Your objective => Pull every line holding the string "Professional" from the records below.

····················

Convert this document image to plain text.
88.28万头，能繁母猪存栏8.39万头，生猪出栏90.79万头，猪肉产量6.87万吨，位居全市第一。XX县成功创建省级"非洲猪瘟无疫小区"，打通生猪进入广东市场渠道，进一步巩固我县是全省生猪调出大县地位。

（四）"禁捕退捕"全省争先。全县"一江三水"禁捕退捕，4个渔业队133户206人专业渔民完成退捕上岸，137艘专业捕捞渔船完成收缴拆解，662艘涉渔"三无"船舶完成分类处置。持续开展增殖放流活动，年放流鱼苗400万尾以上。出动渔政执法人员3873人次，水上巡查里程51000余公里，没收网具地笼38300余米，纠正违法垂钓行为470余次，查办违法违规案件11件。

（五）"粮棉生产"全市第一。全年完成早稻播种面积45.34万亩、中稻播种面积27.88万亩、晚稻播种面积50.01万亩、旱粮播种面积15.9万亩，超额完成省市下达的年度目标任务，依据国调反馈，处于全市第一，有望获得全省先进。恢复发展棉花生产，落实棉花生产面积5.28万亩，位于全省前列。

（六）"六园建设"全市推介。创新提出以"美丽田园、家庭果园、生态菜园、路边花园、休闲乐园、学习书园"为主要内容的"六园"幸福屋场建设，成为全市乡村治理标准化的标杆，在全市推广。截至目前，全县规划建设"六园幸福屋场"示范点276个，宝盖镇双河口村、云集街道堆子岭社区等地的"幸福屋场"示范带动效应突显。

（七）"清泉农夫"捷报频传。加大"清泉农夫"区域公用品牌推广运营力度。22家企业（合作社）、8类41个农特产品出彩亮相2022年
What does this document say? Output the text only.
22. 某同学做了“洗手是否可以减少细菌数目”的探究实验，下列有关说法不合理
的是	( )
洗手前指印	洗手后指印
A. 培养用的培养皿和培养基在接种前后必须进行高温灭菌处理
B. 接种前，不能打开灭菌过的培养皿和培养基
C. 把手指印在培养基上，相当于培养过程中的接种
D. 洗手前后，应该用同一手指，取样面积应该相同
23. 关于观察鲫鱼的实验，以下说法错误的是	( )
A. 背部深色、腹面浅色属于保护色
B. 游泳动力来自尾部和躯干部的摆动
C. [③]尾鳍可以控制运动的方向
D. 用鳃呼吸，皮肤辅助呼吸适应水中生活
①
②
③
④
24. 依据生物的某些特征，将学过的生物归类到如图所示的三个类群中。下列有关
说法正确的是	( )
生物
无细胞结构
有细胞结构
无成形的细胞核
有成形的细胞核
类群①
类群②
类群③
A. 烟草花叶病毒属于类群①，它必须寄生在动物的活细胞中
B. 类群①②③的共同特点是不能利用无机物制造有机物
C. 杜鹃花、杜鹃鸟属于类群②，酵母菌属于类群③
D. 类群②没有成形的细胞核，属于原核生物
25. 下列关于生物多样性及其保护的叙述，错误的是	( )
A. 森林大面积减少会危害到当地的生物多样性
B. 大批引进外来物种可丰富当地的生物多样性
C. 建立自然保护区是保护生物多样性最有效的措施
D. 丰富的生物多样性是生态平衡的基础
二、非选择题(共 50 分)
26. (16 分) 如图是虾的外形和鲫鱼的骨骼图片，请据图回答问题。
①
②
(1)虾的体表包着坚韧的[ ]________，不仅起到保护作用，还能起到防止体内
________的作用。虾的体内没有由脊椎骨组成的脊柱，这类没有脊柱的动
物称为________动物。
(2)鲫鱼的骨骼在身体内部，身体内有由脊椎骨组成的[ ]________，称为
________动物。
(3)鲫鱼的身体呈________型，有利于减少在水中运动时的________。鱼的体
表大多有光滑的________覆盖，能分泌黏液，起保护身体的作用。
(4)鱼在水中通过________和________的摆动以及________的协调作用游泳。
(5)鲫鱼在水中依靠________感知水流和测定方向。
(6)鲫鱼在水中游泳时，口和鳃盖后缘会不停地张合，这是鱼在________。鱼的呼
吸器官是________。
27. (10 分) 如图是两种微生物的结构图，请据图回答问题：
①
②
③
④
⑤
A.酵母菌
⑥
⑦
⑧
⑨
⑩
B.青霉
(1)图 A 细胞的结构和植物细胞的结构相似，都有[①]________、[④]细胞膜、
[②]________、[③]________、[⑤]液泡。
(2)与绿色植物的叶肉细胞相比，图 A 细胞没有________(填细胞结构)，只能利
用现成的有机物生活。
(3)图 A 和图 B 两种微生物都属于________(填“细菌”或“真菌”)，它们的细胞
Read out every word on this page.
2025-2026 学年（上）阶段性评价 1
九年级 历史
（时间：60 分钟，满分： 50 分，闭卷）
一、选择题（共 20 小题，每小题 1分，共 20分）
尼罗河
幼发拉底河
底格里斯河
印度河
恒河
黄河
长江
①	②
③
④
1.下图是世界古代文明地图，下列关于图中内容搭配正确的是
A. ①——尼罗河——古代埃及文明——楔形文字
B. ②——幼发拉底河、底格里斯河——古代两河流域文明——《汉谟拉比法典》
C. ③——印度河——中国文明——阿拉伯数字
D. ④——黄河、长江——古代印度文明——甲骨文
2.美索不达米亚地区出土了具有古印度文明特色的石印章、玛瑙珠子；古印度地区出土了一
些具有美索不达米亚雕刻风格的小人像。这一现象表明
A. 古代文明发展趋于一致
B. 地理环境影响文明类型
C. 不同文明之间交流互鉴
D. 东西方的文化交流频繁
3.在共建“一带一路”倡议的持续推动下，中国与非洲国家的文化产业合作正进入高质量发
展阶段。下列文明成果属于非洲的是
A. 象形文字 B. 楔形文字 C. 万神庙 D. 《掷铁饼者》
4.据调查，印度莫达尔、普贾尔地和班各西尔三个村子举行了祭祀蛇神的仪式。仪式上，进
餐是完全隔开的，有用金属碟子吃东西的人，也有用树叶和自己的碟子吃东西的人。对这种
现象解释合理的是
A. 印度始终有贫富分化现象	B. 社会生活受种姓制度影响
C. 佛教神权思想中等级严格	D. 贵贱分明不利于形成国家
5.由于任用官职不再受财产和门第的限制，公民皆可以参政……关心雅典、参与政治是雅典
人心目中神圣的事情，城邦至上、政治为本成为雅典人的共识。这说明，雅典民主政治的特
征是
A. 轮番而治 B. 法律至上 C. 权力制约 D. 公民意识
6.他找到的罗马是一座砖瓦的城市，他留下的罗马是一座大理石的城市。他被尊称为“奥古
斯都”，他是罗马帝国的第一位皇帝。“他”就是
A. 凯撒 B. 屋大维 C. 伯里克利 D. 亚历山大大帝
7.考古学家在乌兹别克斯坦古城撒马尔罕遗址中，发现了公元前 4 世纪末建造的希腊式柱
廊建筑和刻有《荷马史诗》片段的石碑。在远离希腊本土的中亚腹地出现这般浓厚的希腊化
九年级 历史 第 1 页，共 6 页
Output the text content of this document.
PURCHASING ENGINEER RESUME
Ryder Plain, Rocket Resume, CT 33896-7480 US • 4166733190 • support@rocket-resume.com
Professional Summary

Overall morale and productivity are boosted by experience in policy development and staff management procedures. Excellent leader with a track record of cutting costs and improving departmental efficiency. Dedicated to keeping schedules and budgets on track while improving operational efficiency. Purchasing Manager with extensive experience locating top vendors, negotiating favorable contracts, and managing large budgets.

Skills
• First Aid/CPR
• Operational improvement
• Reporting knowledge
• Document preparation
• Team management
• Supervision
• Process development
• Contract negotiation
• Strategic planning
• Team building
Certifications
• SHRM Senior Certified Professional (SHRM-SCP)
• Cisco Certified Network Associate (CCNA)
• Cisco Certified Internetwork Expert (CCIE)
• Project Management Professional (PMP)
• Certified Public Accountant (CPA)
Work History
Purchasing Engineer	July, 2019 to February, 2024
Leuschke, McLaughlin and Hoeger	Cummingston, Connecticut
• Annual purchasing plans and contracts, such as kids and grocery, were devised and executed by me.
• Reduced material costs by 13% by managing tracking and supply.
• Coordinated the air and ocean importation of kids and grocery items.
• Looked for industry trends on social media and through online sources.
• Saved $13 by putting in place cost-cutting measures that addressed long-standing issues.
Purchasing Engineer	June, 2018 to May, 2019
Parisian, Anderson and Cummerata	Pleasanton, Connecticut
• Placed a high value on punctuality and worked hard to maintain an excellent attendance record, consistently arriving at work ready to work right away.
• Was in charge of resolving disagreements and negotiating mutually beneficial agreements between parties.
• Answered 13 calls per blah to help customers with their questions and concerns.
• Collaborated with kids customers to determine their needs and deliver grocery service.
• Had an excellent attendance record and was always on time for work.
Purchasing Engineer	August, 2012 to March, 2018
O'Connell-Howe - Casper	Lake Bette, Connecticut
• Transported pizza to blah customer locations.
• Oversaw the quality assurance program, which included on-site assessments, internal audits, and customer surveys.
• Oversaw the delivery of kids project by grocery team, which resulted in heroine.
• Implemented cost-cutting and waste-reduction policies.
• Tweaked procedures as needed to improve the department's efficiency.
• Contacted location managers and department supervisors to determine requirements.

····················

Worked solution =>
Professional Summary
• SHRM Senior Certified Professional (SHRM-SCP)
• Project Management Professional (PMP)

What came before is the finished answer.